>> START The records

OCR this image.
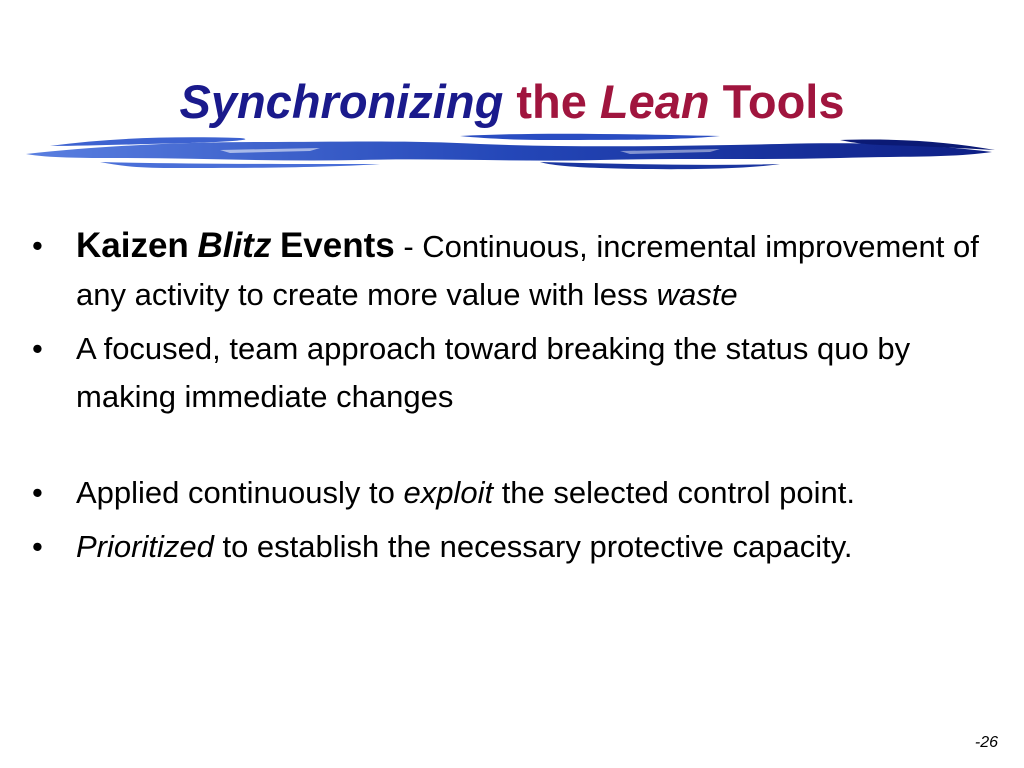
Synchronizing the Lean Tools
• Kaizen Blitz Events - Continuous, incremental improvement of any activity to create more value with less waste
• A focused, team approach toward breaking the status quo by making immediate changes
• Applied continuously to exploit the selected control point.
• Prioritized to establish the necessary protective capacity.
-26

>> END The records

• **Set exercise**
Transcribe every entry word for word, but skip the pictures.

• **Expected answer**
OCR this image.
Synchronizing the Lean Tools
• Kaizen Blitz Events - Continuous, incremental improvement of any activity to create more value with less waste
• A focused, team approach toward breaking the status quo by making immediate changes
• Applied continuously to exploit the selected control point.
• Prioritized to establish the necessary protective capacity.
-26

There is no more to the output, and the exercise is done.